* _Task requirements_:
Reproduce the records below in full and without edits, omitting images.

* _Entries_:
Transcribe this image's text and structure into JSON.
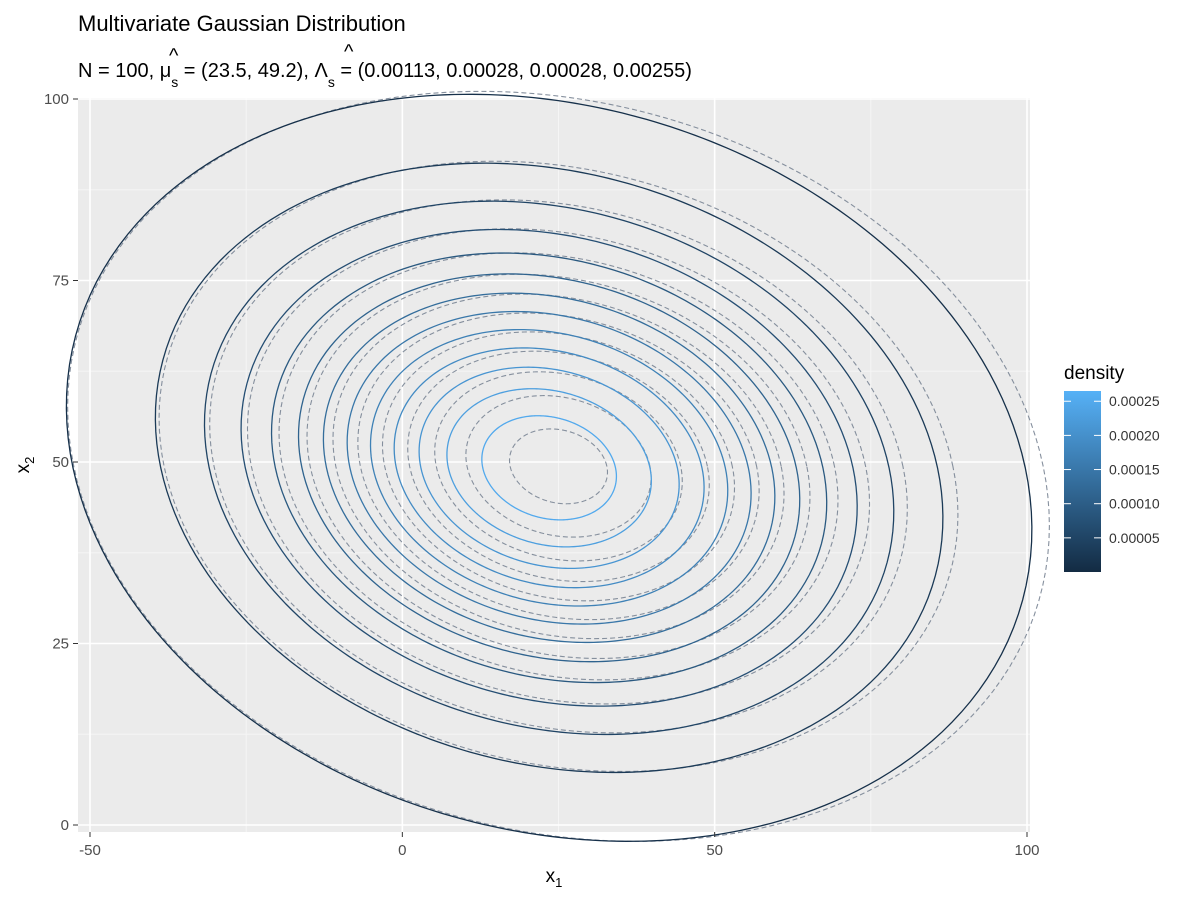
{
  "chart_data": {
    "type": "contour",
    "title": "Multivariate Gaussian Distribution",
    "subtitle": {
      "prefix": "N = 100, ",
      "mu_symbol": "μ",
      "mu_hat": "^",
      "mu_sub": "s",
      "mu_value": " = (23.5, 49.2), ",
      "lambda_symbol": "Λ",
      "lambda_hat": "^",
      "lambda_sub": "s",
      "lambda_value": " = (0.00113, 0.00028, 0.00028, 0.00255)"
    },
    "xlabel": {
      "base": "x",
      "sub": "1"
    },
    "ylabel": {
      "base": "x",
      "sub": "2"
    },
    "xlim": [
      -50,
      100
    ],
    "ylim": [
      0,
      100
    ],
    "x_ticks": [
      -50,
      0,
      50,
      100
    ],
    "y_ticks": [
      0,
      25,
      50,
      75,
      100
    ],
    "x_tick_labels": [
      "-50",
      "0",
      "50",
      "100"
    ],
    "y_tick_labels": [
      "0",
      "25",
      "50",
      "75",
      "100"
    ],
    "grid": true,
    "estimated_distribution": {
      "mean": [
        23.5,
        49.2
      ],
      "precision": [
        [
          0.00113,
          0.00028
        ],
        [
          0.00028,
          0.00255
        ]
      ],
      "line_style": "solid"
    },
    "reference_distribution": {
      "mean": [
        25.0,
        49.4
      ],
      "precision": [
        [
          0.00108,
          0.00026
        ],
        [
          0.00026,
          0.0025
        ]
      ],
      "line_style": "dashed",
      "line_color": "#7f8a99"
    },
    "contour_levels": [
      1e-05,
      3e-05,
      5e-05,
      7e-05,
      9e-05,
      0.00011,
      0.00013,
      0.00015,
      0.00017,
      0.00019,
      0.00021,
      0.00023,
      0.00025
    ],
    "legend": {
      "title": "density",
      "placement": "right",
      "range": [
        0.0,
        0.000265
      ],
      "breaks": [
        5e-05,
        0.0001,
        0.00015,
        0.0002,
        0.00025
      ],
      "labels": [
        "0.00005",
        "0.00010",
        "0.00015",
        "0.00020",
        "0.00025"
      ],
      "color_low": "#132b43",
      "color_high": "#56b1f7"
    },
    "colors": {
      "panel_background": "#ebebeb",
      "grid_major": "#ffffff",
      "grid_minor": "#f5f5f5",
      "tick": "#333333"
    }
  }
}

* _Worked answer_:
Transcribe this image's text and structure into JSON.
{
  "chart_data": {
    "type": "contour",
    "title": "Multivariate Gaussian Distribution",
    "subtitle": {
      "prefix": "N = 100, ",
      "mu_symbol": "μ",
      "mu_hat": "^",
      "mu_sub": "s",
      "mu_value": " = (23.5, 49.2), ",
      "lambda_symbol": "Λ",
      "lambda_hat": "^",
      "lambda_sub": "s",
      "lambda_value": " = (0.00113, 0.00028, 0.00028, 0.00255)"
    },
    "xlabel": {
      "base": "x",
      "sub": "1"
    },
    "ylabel": {
      "base": "x",
      "sub": "2"
    },
    "xlim": [
      -50,
      100
    ],
    "ylim": [
      0,
      100
    ],
    "x_ticks": [
      -50,
      0,
      50,
      100
    ],
    "y_ticks": [
      0,
      25,
      50,
      75,
      100
    ],
    "x_tick_labels": [
      "-50",
      "0",
      "50",
      "100"
    ],
    "y_tick_labels": [
      "0",
      "25",
      "50",
      "75",
      "100"
    ],
    "grid": true,
    "estimated_distribution": {
      "mean": [
        23.5,
        49.2
      ],
      "precision": [
        [
          0.00113,
          0.00028
        ],
        [
          0.00028,
          0.00255
        ]
      ],
      "line_style": "solid"
    },
    "reference_distribution": {
      "mean": [
        25.0,
        49.4
      ],
      "precision": [
        [
          0.00108,
          0.00026
        ],
        [
          0.00026,
          0.0025
        ]
      ],
      "line_style": "dashed",
      "line_color": "#7f8a99"
    },
    "contour_levels": [
      1e-05,
      3e-05,
      5e-05,
      7e-05,
      9e-05,
      0.00011,
      0.00013,
      0.00015,
      0.00017,
      0.00019,
      0.00021,
      0.00023,
      0.00025
    ],
    "legend": {
      "title": "density",
      "placement": "right",
      "range": [
        0.0,
        0.000265
      ],
      "breaks": [
        5e-05,
        0.0001,
        0.00015,
        0.0002,
        0.00025
      ],
      "labels": [
        "0.00005",
        "0.00010",
        "0.00015",
        "0.00020",
        "0.00025"
      ],
      "color_low": "#132b43",
      "color_high": "#56b1f7"
    },
    "colors": {
      "panel_background": "#ebebeb",
      "grid_major": "#ffffff",
      "grid_minor": "#f5f5f5",
      "tick": "#333333"
    }
  }
}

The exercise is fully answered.